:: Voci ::
==============================

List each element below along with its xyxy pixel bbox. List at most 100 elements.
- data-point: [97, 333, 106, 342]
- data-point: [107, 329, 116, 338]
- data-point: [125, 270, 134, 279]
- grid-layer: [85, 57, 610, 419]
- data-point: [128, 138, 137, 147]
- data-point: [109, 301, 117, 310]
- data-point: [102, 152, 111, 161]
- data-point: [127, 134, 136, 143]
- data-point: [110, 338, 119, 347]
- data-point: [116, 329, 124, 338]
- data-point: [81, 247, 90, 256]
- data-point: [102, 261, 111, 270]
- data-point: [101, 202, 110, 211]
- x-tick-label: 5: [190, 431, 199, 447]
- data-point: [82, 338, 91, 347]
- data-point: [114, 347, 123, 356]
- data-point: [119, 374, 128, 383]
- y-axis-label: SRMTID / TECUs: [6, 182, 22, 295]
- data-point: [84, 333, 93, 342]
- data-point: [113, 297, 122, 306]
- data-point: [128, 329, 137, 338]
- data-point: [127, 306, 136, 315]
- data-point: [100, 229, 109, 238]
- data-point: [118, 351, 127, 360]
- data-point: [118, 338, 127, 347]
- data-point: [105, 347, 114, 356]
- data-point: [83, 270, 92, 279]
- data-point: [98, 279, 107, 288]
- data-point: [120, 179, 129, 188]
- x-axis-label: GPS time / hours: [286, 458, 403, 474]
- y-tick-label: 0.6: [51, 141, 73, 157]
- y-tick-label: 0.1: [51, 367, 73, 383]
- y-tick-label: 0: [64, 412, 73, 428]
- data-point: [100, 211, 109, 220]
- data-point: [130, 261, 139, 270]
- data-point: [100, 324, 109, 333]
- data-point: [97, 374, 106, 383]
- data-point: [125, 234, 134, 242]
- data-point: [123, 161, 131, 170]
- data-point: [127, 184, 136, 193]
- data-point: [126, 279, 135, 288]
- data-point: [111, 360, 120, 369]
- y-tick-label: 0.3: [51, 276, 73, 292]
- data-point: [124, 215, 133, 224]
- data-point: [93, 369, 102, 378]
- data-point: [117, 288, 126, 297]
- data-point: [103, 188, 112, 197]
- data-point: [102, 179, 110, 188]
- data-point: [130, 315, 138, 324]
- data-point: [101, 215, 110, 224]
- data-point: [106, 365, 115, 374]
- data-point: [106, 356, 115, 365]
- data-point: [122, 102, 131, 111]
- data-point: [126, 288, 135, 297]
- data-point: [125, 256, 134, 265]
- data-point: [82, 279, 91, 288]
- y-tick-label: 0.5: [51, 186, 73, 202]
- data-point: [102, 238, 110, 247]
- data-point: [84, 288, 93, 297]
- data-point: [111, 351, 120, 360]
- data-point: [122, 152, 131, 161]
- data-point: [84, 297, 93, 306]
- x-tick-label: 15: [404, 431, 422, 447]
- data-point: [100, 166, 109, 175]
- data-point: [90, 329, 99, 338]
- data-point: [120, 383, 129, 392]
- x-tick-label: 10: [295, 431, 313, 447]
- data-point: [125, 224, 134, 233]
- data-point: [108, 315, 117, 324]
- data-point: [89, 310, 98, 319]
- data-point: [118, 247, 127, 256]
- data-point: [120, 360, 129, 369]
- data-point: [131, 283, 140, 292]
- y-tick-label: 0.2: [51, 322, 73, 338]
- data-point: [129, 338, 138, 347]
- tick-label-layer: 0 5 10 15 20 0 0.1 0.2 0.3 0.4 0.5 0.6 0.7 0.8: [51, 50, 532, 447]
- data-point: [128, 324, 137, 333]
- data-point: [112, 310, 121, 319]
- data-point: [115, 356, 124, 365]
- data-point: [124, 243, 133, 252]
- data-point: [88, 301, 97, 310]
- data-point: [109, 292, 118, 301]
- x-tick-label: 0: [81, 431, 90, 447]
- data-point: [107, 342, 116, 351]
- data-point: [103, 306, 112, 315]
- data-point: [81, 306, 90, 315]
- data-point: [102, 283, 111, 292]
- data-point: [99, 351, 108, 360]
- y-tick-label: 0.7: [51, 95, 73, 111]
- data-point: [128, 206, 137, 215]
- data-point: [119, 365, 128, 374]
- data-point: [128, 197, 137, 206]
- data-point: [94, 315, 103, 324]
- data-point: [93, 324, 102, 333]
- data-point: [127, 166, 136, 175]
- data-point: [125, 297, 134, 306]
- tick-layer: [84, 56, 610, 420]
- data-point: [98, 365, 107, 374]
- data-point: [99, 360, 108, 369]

==============================

:: IL TUO COMPITO ::
Riscrivi le voci dall'inizio fino alla riga che contiene "- y-tick-label: 0: [64, 412, 73, 428]", compresa, e sostituisci ogni "data-point" con "data-marker". Lascia invariato tutto il resto.

:: RISPOSTA AL COMPITO ::
List each element below along with its xyxy pixel bbox. List at most 100 elements.
- data-marker: [97, 333, 106, 342]
- data-marker: [107, 329, 116, 338]
- data-marker: [125, 270, 134, 279]
- grid-layer: [85, 57, 610, 419]
- data-marker: [128, 138, 137, 147]
- data-marker: [109, 301, 117, 310]
- data-marker: [102, 152, 111, 161]
- data-marker: [127, 134, 136, 143]
- data-marker: [110, 338, 119, 347]
- data-marker: [116, 329, 124, 338]
- data-marker: [81, 247, 90, 256]
- data-marker: [102, 261, 111, 270]
- data-marker: [101, 202, 110, 211]
- x-tick-label: 5: [190, 431, 199, 447]
- data-marker: [82, 338, 91, 347]
- data-marker: [114, 347, 123, 356]
- data-marker: [119, 374, 128, 383]
- y-axis-label: SRMTID / TECUs: [6, 182, 22, 295]
- data-marker: [84, 333, 93, 342]
- data-marker: [113, 297, 122, 306]
- data-marker: [128, 329, 137, 338]
- data-marker: [127, 306, 136, 315]
- data-marker: [100, 229, 109, 238]
- data-marker: [118, 351, 127, 360]
- data-marker: [118, 338, 127, 347]
- data-marker: [105, 347, 114, 356]
- data-marker: [83, 270, 92, 279]
- data-marker: [98, 279, 107, 288]
- data-marker: [120, 179, 129, 188]
- x-axis-label: GPS time / hours: [286, 458, 403, 474]
- y-tick-label: 0.6: [51, 141, 73, 157]
- y-tick-label: 0.1: [51, 367, 73, 383]
- y-tick-label: 0: [64, 412, 73, 428]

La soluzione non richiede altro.